[start]

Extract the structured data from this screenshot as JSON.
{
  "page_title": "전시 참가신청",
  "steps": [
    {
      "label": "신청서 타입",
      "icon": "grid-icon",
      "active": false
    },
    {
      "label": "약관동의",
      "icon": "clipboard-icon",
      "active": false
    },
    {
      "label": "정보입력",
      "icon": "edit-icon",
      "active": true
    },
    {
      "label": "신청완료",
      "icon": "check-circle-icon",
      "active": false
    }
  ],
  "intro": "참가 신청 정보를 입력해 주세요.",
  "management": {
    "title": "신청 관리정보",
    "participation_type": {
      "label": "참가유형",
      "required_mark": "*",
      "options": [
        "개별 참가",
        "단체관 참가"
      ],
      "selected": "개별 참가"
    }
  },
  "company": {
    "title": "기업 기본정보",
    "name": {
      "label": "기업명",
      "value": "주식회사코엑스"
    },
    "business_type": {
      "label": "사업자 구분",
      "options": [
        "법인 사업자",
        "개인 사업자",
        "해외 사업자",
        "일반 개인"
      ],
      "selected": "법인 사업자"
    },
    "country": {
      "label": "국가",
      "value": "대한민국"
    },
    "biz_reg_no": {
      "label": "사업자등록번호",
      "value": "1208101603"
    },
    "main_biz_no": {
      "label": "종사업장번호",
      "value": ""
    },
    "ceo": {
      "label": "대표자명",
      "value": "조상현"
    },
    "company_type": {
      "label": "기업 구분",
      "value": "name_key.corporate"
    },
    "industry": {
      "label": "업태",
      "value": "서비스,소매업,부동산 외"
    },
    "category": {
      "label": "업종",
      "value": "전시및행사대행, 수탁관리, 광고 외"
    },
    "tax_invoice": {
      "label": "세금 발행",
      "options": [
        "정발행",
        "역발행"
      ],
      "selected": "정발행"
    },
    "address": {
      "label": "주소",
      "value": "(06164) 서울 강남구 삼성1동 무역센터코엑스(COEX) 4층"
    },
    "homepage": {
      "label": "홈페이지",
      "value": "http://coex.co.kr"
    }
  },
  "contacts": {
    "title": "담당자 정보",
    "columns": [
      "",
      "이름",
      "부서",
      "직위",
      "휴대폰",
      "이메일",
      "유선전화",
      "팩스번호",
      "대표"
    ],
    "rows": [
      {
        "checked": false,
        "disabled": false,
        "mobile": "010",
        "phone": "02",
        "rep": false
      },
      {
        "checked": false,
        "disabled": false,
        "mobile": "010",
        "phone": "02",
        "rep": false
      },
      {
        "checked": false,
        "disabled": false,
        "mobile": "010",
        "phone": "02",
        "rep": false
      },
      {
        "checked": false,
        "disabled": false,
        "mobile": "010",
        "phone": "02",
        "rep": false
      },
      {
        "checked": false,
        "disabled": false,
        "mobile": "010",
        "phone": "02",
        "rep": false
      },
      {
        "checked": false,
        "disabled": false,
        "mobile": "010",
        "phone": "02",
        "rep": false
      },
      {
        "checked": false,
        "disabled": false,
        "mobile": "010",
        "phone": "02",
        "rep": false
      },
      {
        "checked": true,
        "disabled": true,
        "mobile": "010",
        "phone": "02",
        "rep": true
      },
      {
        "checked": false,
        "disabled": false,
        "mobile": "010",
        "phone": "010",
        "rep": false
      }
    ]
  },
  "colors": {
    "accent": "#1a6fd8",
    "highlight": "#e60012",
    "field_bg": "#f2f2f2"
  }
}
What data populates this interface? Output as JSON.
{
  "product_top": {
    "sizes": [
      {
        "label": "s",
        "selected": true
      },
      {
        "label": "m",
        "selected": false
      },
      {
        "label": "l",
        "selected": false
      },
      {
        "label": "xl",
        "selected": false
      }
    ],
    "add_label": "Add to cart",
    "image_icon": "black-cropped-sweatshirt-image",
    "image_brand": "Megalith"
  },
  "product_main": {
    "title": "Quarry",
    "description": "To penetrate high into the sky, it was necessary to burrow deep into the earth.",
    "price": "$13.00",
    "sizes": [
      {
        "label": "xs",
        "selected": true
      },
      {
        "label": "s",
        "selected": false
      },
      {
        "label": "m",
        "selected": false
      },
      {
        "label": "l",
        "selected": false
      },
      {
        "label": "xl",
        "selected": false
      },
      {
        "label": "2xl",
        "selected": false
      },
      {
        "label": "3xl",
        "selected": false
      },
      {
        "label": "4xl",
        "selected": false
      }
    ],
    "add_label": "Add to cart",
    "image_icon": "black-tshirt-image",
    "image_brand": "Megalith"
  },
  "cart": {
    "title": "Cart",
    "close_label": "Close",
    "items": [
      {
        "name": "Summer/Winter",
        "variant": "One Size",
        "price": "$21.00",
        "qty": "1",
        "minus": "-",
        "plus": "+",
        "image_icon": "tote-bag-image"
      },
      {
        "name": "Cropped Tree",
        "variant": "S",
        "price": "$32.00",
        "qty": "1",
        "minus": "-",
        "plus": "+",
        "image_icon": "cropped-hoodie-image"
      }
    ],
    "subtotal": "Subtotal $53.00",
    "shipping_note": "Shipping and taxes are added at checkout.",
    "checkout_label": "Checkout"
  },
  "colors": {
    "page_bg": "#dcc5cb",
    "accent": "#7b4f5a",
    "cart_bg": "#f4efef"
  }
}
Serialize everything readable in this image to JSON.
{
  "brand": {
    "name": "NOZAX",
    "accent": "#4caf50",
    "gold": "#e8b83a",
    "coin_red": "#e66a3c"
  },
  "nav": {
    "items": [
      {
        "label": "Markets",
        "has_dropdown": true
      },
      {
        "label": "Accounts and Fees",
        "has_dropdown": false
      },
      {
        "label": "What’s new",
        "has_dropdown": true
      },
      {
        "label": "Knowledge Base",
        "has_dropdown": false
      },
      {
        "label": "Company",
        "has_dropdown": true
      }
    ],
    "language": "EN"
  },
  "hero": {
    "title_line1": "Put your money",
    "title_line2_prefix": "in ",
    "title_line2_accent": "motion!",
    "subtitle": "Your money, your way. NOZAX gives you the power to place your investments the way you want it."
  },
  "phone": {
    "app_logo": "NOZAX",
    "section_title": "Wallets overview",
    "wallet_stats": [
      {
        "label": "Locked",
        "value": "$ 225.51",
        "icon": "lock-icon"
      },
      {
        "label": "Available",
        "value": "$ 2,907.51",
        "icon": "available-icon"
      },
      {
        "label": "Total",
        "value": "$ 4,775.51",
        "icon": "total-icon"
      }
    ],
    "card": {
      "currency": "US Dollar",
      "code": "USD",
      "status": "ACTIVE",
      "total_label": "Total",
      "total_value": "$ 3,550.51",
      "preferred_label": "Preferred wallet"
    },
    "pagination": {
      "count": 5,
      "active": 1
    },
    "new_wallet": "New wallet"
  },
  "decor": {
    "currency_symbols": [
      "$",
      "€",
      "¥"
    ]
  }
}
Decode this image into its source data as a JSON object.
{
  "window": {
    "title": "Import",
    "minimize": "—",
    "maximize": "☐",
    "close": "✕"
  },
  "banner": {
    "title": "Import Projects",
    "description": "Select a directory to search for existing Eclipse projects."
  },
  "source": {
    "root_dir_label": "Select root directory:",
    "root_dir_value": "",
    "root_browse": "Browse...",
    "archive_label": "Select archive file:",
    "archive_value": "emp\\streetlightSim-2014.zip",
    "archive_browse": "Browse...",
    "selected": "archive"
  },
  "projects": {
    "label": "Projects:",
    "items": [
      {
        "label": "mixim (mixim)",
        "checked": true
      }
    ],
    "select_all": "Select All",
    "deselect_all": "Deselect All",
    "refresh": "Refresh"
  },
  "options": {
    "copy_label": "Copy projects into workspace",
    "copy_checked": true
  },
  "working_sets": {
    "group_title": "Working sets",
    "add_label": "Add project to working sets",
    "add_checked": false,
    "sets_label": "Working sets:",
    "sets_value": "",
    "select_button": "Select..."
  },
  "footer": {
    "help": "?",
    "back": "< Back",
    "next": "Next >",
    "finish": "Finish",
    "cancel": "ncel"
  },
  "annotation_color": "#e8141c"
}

[end]

Identify every line above with the string "description" in it. Copy those lines.

◆ Exercise response:
    "description": "To penetrate high into the sky, it was necessary to burrow deep into the earth.",
    "description": "Select a directory to search for existing Eclipse projects."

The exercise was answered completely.